# Problem to work on
Find each line containing the string "structured" and return it.

[Stored records]
<<<<

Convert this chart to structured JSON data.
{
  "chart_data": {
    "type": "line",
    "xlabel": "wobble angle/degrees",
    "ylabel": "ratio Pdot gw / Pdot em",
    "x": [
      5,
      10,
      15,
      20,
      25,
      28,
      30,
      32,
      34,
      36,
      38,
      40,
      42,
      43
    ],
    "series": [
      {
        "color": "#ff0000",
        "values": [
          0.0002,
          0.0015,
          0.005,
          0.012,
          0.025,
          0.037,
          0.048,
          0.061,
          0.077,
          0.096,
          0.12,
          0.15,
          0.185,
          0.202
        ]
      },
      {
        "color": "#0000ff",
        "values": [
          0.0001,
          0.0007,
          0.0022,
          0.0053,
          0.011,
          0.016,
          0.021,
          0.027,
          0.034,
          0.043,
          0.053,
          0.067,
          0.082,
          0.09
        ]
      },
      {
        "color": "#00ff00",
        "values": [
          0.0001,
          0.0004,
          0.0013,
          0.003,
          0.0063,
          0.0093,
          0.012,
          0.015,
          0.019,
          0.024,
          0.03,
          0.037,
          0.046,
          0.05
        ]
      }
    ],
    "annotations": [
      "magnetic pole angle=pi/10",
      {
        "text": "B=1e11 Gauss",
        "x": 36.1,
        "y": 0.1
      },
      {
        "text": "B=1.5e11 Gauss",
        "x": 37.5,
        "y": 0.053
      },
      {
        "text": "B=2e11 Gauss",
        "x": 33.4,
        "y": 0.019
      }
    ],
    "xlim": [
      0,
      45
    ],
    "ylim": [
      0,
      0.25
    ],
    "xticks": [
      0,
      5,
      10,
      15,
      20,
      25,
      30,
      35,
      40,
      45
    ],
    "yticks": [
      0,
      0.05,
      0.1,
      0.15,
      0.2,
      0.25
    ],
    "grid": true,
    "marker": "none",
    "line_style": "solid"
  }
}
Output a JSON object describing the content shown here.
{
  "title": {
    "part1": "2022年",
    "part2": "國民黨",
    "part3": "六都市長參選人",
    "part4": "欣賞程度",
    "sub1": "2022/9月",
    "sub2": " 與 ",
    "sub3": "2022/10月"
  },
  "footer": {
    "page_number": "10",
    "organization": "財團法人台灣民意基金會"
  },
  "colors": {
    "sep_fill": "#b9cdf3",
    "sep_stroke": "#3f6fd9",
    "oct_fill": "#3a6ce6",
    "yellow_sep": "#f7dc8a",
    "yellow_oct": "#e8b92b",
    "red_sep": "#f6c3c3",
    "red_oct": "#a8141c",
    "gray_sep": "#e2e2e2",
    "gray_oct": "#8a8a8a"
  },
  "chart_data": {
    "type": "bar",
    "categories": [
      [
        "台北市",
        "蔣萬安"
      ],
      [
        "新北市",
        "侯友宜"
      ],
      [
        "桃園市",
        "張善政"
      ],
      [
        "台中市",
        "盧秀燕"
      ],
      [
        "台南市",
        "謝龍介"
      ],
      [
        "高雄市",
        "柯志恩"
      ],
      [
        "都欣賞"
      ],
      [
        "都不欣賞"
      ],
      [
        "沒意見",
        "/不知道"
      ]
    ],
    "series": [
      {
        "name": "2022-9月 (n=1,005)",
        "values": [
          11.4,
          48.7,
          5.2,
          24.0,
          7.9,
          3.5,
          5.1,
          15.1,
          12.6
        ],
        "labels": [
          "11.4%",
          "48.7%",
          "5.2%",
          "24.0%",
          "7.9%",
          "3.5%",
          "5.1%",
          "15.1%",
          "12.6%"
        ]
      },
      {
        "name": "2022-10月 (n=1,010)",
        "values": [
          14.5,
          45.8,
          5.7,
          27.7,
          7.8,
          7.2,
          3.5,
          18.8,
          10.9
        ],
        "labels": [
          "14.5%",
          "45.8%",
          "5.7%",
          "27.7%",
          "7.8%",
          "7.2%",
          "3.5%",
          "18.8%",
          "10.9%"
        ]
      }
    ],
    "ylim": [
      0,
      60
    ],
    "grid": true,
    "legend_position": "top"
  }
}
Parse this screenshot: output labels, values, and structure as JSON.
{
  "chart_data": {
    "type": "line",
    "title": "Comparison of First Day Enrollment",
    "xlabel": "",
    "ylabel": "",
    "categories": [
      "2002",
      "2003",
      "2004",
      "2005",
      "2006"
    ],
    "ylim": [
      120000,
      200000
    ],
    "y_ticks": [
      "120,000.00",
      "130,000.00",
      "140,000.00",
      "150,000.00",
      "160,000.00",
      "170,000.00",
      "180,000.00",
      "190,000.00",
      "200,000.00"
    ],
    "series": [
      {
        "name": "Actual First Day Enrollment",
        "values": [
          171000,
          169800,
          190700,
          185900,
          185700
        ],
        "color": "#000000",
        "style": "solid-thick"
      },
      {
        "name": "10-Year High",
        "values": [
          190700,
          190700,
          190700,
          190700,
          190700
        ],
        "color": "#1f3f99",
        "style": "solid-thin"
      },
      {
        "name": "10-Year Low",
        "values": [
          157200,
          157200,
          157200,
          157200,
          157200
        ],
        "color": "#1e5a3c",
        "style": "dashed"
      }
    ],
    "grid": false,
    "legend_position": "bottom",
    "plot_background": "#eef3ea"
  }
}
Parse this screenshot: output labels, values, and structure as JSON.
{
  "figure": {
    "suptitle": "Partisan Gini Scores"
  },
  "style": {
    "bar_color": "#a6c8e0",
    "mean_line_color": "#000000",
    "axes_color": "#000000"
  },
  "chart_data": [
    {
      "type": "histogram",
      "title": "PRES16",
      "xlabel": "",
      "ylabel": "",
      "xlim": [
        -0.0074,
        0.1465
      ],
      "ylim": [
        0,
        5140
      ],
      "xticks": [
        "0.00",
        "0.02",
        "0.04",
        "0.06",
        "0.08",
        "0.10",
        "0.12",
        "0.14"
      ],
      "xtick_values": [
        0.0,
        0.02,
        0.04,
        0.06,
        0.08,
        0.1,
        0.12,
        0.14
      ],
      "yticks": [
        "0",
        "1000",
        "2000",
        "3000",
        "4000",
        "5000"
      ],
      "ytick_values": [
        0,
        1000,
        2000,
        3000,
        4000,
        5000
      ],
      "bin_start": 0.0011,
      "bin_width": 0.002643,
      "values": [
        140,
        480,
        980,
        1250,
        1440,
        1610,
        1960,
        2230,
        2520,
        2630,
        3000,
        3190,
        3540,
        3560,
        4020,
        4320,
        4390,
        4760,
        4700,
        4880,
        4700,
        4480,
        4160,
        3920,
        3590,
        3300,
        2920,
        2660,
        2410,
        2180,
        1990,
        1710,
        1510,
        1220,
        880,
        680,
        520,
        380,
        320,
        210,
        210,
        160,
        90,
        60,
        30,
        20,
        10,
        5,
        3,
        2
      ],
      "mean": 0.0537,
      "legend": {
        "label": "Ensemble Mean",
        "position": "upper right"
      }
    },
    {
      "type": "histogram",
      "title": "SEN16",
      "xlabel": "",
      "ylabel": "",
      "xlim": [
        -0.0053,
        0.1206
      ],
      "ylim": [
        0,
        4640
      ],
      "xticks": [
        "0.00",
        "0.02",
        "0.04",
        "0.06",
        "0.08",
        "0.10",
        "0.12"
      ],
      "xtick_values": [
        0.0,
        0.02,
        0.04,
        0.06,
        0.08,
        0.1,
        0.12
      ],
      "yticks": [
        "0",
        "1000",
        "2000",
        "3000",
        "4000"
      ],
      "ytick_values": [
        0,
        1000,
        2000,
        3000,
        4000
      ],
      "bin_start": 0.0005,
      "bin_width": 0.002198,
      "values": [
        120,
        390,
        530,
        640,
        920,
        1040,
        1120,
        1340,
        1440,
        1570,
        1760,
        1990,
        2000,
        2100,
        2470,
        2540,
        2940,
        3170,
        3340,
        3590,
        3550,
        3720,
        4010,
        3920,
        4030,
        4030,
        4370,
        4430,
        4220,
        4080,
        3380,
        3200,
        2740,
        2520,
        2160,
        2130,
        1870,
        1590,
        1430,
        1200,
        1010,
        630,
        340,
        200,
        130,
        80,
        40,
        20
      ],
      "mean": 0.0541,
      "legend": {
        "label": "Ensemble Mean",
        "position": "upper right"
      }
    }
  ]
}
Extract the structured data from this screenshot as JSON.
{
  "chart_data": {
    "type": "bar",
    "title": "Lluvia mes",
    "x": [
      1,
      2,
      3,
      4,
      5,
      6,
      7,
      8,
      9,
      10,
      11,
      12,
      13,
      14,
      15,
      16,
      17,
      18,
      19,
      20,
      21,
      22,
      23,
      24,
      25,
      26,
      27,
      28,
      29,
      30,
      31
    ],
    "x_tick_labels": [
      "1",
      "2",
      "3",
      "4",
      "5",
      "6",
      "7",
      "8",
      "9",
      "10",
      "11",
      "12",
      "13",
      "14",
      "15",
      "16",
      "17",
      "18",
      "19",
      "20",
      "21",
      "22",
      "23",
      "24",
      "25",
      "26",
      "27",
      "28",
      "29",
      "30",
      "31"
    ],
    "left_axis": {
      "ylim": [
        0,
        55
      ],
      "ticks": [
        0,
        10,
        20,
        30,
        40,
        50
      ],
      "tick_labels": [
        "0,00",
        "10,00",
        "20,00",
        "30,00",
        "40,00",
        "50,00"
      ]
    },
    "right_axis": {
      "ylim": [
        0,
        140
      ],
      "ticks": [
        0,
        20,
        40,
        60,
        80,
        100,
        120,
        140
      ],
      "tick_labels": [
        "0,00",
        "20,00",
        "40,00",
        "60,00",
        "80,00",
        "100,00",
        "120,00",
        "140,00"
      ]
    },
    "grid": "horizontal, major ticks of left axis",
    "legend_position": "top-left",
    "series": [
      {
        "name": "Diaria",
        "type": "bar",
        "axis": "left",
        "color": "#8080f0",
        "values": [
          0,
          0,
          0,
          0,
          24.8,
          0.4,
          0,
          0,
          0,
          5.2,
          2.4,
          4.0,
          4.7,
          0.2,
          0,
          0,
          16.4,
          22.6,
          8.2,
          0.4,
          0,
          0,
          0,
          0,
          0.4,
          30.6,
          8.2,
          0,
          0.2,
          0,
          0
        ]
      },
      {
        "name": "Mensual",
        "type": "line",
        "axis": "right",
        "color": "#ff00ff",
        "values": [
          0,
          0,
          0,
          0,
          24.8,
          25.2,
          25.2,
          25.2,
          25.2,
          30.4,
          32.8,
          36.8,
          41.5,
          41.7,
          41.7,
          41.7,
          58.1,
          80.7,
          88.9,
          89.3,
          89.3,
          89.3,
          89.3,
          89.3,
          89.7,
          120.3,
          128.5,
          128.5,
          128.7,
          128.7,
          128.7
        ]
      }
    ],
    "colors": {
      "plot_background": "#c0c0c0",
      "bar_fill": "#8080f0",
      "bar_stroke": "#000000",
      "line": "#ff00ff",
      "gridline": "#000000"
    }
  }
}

>>>>

# The result
Convert this chart to structured JSON data.
Extract the structured data from this screenshot as JSON.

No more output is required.